═══ GIVEN TEXT

Insurance is one of those necessities that we hope never to have to use, but it’s always a relief to know that it is there when we need it. With the dramatic increase in cybercrime and companies being the primary target of hackers, cybersecurity insurance is no longer something that can be ignored or justified as only a larger company’s problem. Data breaches happen to companies of all sizes and it is important to make sure that adequate cyber insurance coverage is in place as part of your incident response strategy. Significant time and research should be employed by companies to ensure the cyber policy includes the elements mentioned above and that the coverage amount is adequate and manageable.

══════
═══ INFORMATION SUPPLIED

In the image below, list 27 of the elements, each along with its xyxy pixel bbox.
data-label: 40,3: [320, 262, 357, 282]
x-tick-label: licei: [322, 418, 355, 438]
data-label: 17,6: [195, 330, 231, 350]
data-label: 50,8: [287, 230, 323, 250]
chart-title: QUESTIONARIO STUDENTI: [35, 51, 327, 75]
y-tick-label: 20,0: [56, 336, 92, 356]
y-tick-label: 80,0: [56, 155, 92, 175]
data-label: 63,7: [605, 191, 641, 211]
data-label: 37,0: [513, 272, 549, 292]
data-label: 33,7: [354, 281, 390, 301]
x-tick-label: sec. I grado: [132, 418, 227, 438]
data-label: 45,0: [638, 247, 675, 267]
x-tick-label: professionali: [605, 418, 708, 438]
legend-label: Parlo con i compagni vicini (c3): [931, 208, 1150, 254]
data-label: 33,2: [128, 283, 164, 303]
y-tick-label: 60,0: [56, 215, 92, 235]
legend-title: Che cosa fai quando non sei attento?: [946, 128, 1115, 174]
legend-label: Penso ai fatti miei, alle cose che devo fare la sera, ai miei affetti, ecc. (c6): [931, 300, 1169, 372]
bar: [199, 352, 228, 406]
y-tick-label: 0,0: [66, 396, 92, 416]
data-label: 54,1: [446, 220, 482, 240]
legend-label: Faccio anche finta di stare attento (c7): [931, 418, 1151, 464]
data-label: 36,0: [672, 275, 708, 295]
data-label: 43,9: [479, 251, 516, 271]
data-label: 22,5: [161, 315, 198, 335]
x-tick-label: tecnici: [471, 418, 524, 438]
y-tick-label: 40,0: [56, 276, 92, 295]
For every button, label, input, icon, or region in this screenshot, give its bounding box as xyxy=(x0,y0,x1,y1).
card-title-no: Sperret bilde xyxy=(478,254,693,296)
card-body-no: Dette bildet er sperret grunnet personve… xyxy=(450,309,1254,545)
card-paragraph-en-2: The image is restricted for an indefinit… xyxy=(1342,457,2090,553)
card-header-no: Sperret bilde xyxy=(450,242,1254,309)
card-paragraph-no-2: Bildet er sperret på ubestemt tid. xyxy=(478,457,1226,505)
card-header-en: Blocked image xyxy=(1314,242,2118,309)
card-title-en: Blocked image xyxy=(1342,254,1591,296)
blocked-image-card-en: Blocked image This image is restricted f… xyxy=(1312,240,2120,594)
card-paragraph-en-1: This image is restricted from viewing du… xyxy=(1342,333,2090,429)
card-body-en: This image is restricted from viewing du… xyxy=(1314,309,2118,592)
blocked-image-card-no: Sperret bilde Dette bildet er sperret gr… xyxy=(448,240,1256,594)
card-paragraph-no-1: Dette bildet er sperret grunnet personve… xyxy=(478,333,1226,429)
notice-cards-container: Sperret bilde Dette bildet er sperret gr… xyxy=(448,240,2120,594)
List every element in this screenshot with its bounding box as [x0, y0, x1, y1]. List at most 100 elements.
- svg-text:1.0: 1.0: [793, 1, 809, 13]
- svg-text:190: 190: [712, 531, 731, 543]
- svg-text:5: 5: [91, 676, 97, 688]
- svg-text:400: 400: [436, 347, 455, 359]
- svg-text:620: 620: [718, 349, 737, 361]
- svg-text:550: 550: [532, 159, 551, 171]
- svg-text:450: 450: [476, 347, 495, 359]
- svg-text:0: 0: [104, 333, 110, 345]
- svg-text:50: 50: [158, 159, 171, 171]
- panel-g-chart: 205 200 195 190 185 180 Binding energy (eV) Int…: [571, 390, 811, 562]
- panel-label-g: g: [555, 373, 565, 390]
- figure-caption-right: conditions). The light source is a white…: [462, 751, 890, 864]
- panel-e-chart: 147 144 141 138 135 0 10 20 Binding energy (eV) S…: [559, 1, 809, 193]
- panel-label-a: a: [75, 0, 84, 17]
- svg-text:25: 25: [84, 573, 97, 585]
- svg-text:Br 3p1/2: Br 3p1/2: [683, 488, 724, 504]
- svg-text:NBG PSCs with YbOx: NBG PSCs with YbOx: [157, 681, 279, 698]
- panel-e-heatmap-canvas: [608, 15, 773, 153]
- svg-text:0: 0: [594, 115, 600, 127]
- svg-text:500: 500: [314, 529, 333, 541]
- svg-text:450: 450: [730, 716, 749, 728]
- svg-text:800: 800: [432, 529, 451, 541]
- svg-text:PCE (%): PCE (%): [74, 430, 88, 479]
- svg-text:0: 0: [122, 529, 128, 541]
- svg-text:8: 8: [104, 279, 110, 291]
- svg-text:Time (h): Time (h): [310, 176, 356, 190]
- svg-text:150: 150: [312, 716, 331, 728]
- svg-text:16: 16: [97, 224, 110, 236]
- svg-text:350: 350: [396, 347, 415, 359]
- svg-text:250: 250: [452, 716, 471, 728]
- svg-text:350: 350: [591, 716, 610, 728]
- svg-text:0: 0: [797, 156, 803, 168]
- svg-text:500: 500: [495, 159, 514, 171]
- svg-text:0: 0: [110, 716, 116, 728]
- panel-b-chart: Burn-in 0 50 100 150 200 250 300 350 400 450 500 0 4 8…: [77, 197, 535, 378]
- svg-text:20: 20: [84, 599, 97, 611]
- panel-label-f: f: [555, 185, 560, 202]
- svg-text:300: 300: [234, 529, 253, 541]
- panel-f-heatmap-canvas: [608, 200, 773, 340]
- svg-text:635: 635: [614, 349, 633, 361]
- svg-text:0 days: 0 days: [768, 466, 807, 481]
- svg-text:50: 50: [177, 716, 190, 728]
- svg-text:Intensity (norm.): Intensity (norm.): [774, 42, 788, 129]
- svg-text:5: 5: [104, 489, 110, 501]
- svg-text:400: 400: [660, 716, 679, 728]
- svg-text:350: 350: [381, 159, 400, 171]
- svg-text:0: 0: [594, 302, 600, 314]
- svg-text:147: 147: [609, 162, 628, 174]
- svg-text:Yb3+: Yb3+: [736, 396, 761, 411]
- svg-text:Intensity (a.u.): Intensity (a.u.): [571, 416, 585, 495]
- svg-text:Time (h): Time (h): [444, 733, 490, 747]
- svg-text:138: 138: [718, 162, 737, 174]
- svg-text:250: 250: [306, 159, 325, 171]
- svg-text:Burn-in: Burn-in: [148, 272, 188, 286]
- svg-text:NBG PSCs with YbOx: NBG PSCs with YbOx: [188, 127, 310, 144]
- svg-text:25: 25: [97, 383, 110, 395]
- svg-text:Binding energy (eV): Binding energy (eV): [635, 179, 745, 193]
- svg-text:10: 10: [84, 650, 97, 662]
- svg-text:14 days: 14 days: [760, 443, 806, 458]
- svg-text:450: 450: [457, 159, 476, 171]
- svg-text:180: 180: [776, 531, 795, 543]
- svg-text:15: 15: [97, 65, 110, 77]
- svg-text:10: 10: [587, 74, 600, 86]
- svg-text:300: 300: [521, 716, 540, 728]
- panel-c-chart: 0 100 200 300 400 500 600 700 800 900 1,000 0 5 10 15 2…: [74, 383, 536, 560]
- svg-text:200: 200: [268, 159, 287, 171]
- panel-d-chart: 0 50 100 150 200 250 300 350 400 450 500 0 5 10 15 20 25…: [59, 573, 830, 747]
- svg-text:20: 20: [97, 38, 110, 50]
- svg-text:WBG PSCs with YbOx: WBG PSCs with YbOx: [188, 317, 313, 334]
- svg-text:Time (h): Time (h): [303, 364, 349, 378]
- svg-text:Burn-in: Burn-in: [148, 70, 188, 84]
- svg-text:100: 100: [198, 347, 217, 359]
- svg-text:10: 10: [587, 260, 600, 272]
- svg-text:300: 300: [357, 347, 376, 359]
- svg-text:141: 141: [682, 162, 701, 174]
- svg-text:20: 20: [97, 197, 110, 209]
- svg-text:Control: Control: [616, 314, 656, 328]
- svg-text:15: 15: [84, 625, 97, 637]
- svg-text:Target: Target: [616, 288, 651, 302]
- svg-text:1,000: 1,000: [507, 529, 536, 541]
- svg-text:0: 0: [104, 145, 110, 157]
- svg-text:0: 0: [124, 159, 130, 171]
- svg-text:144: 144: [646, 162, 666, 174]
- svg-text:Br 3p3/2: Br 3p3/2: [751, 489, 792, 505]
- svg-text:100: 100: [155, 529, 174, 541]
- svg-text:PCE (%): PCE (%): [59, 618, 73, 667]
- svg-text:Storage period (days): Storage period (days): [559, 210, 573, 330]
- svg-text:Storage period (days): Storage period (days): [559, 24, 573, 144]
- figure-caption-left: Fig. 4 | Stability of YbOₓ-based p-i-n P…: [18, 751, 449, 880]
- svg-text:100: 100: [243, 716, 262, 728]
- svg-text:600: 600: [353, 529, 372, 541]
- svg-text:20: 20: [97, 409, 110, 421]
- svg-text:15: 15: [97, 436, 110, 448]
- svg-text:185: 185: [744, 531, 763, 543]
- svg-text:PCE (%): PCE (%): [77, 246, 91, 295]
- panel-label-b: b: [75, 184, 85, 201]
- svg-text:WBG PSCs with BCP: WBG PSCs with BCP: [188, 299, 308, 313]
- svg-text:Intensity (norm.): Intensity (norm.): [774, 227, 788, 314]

══════

▶ [PROMPT]: Reproduce the cyber insurance passage starting with "Insurance is one" and going on through "adequate and manageable.", substituting "cybercriminals" for "hackers". Rely only on the text to complete this work.

▶ [SOLUTION TO THIS PROBLEM]:
Insurance is one of those necessities that we hope never to have to use, but it’s always a relief to know that it is there when we need it. With the dramatic increase in cybercrime and companies being the primary target of cybercriminals, cybersecurity insurance is no longer something that can be ignored or justified as only a larger company’s problem. Data breaches happen to companies of all sizes and it is important to make sure that adequate cyber insurance coverage is in place as part of your incident response strategy. Significant time and research should be employed by companies to ensure the cyber policy includes the elements mentioned above and that the coverage amount is adequate and manageable.